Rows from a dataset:
......

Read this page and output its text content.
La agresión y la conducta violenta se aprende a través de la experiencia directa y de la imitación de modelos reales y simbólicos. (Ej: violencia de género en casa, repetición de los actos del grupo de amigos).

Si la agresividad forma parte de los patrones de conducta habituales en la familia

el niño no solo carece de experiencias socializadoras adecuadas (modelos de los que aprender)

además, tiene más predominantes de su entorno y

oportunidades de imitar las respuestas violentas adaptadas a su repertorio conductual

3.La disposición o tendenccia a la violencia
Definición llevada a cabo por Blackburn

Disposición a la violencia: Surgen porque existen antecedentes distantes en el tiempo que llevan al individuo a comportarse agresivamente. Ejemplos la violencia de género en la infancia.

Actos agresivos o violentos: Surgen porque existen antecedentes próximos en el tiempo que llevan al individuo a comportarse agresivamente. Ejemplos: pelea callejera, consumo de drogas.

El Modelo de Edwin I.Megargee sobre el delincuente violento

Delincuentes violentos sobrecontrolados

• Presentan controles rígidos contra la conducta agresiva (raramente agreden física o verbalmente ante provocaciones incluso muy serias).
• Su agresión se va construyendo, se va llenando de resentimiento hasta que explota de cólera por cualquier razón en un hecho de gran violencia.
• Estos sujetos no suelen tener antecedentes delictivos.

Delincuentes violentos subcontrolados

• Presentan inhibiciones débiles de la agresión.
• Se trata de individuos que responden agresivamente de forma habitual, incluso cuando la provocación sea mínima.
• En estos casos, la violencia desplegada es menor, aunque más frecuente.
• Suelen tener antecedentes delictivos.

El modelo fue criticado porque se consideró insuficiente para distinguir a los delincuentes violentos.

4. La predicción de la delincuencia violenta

......

THE REQUEST
The listing above should be transcribed in full, exactly as written.

SOLUTION FOR THIS EXERCISE
Read this page and output its text content.
La agresión y la conducta violenta se aprende a través de la experiencia directa y de la imitación de modelos reales y simbólicos. (Ej: violencia de género en casa, repetición de los actos del grupo de amigos).

Si la agresividad forma parte de los patrones de conducta habituales en la familia

el niño no solo carece de experiencias socializadoras adecuadas (modelos de los que aprender)

además, tiene más predominantes de su entorno y

oportunidades de imitar las respuestas violentas adaptadas a su repertorio conductual

3.La disposición o tendenccia a la violencia
Definición llevada a cabo por Blackburn

Disposición a la violencia: Surgen porque existen antecedentes distantes en el tiempo que llevan al individuo a comportarse agresivamente. Ejemplos la violencia de género en la infancia.

Actos agresivos o violentos: Surgen porque existen antecedentes próximos en el tiempo que llevan al individuo a comportarse agresivamente. Ejemplos: pelea callejera, consumo de drogas.

El Modelo de Edwin I.Megargee sobre el delincuente violento

Delincuentes violentos sobrecontrolados

• Presentan controles rígidos contra la conducta agresiva (raramente agreden física o verbalmente ante provocaciones incluso muy serias).
• Su agresión se va construyendo, se va llenando de resentimiento hasta que explota de cólera por cualquier razón en un hecho de gran violencia.
• Estos sujetos no suelen tener antecedentes delictivos.

Delincuentes violentos subcontrolados

• Presentan inhibiciones débiles de la agresión.
• Se trata de individuos que responden agresivamente de forma habitual, incluso cuando la provocación sea mínima.
• En estos casos, la violencia desplegada es menor, aunque más frecuente.
• Suelen tener antecedentes delictivos.

El modelo fue criticado porque se consideró insuficiente para distinguir a los delincuentes violentos.

4. La predicción de la delincuencia violenta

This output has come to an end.